— Start Recorded information —

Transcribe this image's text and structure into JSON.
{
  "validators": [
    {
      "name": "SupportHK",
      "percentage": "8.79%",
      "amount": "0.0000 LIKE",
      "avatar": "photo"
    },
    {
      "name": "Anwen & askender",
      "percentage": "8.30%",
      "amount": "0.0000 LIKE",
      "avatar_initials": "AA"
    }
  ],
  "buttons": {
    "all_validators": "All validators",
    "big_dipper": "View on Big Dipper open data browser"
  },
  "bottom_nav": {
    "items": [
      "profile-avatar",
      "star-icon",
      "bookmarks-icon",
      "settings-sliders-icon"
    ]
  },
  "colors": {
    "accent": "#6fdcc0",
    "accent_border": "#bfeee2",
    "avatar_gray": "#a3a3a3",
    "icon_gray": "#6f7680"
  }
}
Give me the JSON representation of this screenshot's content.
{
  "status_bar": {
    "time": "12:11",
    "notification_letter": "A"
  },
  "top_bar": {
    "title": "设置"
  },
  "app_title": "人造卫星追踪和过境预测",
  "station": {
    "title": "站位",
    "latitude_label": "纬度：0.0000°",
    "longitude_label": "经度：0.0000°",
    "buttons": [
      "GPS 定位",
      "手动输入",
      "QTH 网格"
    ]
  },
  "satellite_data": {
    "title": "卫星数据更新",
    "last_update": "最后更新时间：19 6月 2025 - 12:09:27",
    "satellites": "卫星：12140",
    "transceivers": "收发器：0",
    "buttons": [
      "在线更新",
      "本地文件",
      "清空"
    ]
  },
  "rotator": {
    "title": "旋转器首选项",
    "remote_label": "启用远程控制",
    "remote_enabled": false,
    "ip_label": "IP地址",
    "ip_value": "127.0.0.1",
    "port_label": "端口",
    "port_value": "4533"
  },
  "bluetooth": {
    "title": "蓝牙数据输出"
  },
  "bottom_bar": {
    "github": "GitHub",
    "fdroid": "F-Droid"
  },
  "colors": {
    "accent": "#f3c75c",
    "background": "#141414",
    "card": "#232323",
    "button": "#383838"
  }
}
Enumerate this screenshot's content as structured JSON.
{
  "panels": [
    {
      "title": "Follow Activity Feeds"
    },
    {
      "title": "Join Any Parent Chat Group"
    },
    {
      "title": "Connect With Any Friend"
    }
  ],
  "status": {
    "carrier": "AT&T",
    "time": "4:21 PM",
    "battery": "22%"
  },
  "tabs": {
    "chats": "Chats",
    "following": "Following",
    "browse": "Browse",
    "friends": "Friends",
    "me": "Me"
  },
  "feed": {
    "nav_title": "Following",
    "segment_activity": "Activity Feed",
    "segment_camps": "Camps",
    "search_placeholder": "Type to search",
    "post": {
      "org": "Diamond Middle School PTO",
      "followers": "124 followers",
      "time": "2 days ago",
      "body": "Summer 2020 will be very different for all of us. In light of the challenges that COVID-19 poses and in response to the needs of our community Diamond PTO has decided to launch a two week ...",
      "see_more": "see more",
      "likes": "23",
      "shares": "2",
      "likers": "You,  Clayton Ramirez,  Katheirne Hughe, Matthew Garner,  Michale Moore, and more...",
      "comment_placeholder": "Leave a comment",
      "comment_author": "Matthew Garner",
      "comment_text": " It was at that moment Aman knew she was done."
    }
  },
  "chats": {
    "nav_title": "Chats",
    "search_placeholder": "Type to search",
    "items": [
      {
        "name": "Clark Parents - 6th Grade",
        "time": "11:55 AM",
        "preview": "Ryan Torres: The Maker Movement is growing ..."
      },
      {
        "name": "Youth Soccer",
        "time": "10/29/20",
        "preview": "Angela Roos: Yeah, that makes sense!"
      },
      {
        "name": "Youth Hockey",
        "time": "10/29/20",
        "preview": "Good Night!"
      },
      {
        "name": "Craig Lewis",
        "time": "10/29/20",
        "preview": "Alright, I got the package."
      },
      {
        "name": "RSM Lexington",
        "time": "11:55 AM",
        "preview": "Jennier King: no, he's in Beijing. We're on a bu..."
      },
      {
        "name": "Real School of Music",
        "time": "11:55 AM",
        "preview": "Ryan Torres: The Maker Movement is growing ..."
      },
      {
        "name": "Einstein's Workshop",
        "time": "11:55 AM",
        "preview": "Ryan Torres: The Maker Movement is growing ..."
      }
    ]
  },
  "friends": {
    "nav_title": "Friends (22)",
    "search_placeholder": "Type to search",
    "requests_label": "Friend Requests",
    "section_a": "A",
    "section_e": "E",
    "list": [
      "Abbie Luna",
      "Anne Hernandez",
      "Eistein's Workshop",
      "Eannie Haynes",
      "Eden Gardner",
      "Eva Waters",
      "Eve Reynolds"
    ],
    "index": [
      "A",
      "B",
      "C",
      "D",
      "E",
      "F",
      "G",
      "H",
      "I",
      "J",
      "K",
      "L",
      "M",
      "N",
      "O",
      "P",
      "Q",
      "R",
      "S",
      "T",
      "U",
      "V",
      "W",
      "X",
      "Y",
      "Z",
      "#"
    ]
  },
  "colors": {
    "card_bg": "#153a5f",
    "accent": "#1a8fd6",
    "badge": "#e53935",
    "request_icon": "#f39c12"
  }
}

— End Recorded information —

## What is being asked
All of the records must be retyped exactly as they are.

## Task result
Transcribe this image's text and structure into JSON.
{
  "validators": [
    {
      "name": "SupportHK",
      "percentage": "8.79%",
      "amount": "0.0000 LIKE",
      "avatar": "photo"
    },
    {
      "name": "Anwen & askender",
      "percentage": "8.30%",
      "amount": "0.0000 LIKE",
      "avatar_initials": "AA"
    }
  ],
  "buttons": {
    "all_validators": "All validators",
    "big_dipper": "View on Big Dipper open data browser"
  },
  "bottom_nav": {
    "items": [
      "profile-avatar",
      "star-icon",
      "bookmarks-icon",
      "settings-sliders-icon"
    ]
  },
  "colors": {
    "accent": "#6fdcc0",
    "accent_border": "#bfeee2",
    "avatar_gray": "#a3a3a3",
    "icon_gray": "#6f7680"
  }
}
Give me the JSON representation of this screenshot's content.
{
  "status_bar": {
    "time": "12:11",
    "notification_letter": "A"
  },
  "top_bar": {
    "title": "设置"
  },
  "app_title": "人造卫星追踪和过境预测",
  "station": {
    "title": "站位",
    "latitude_label": "纬度：0.0000°",
    "longitude_label": "经度：0.0000°",
    "buttons": [
      "GPS 定位",
      "手动输入",
      "QTH 网格"
    ]
  },
  "satellite_data": {
    "title": "卫星数据更新",
    "last_update": "最后更新时间：19 6月 2025 - 12:09:27",
    "satellites": "卫星：12140",
    "transceivers": "收发器：0",
    "buttons": [
      "在线更新",
      "本地文件",
      "清空"
    ]
  },
  "rotator": {
    "title": "旋转器首选项",
    "remote_label": "启用远程控制",
    "remote_enabled": false,
    "ip_label": "IP地址",
    "ip_value": "127.0.0.1",
    "port_label": "端口",
    "port_value": "4533"
  },
  "bluetooth": {
    "title": "蓝牙数据输出"
  },
  "bottom_bar": {
    "github": "GitHub",
    "fdroid": "F-Droid"
  },
  "colors": {
    "accent": "#f3c75c",
    "background": "#141414",
    "card": "#232323",
    "button": "#383838"
  }
}
Enumerate this screenshot's content as structured JSON.
{
  "panels": [
    {
      "title": "Follow Activity Feeds"
    },
    {
      "title": "Join Any Parent Chat Group"
    },
    {
      "title": "Connect With Any Friend"
    }
  ],
  "status": {
    "carrier": "AT&T",
    "time": "4:21 PM",
    "battery": "22%"
  },
  "tabs": {
    "chats": "Chats",
    "following": "Following",
    "browse": "Browse",
    "friends": "Friends",
    "me": "Me"
  },
  "feed": {
    "nav_title": "Following",
    "segment_activity": "Activity Feed",
    "segment_camps": "Camps",
    "search_placeholder": "Type to search",
    "post": {
      "org": "Diamond Middle School PTO",
      "followers": "124 followers",
      "time": "2 days ago",
      "body": "Summer 2020 will be very different for all of us. In light of the challenges that COVID-19 poses and in response to the needs of our community Diamond PTO has decided to launch a two week ...",
      "see_more": "see more",
      "likes": "23",
      "shares": "2",
      "likers": "You,  Clayton Ramirez,  Katheirne Hughe, Matthew Garner,  Michale Moore, and more...",
      "comment_placeholder": "Leave a comment",
      "comment_author": "Matthew Garner",
      "comment_text": " It was at that moment Aman knew she was done."
    }
  },
  "chats": {
    "nav_title": "Chats",
    "search_placeholder": "Type to search",
    "items": [
      {
        "name": "Clark Parents - 6th Grade",
        "time": "11:55 AM",
        "preview": "Ryan Torres: The Maker Movement is growing ..."
      },
      {
        "name": "Youth Soccer",
        "time": "10/29/20",
        "preview": "Angela Roos: Yeah, that makes sense!"
      },
      {
        "name": "Youth Hockey",
        "time": "10/29/20",
        "preview": "Good Night!"
      },
      {
        "name": "Craig Lewis",
        "time": "10/29/20",
        "preview": "Alright, I got the package."
      },
      {
        "name": "RSM Lexington",
        "time": "11:55 AM",
        "preview": "Jennier King: no, he's in Beijing. We're on a bu..."
      },
      {
        "name": "Real School of Music",
        "time": "11:55 AM",
        "preview": "Ryan Torres: The Maker Movement is growing ..."
      },
      {
        "name": "Einstein's Workshop",
        "time": "11:55 AM",
        "preview": "Ryan Torres: The Maker Movement is growing ..."
      }
    ]
  },
  "friends": {
    "nav_title": "Friends (22)",
    "search_placeholder": "Type to search",
    "requests_label": "Friend Requests",
    "section_a": "A",
    "section_e": "E",
    "list": [
      "Abbie Luna",
      "Anne Hernandez",
      "Eistein's Workshop",
      "Eannie Haynes",
      "Eden Gardner",
      "Eva Waters",
      "Eve Reynolds"
    ],
    "index": [
      "A",
      "B",
      "C",
      "D",
      "E",
      "F",
      "G",
      "H",
      "I",
      "J",
      "K",
      "L",
      "M",
      "N",
      "O",
      "P",
      "Q",
      "R",
      "S",
      "T",
      "U",
      "V",
      "W",
      "X",
      "Y",
      "Z",
      "#"
    ]
  },
  "colors": {
    "card_bg": "#153a5f",
    "accent": "#1a8fd6",
    "badge": "#e53935",
    "request_icon": "#f39c12"
  }
}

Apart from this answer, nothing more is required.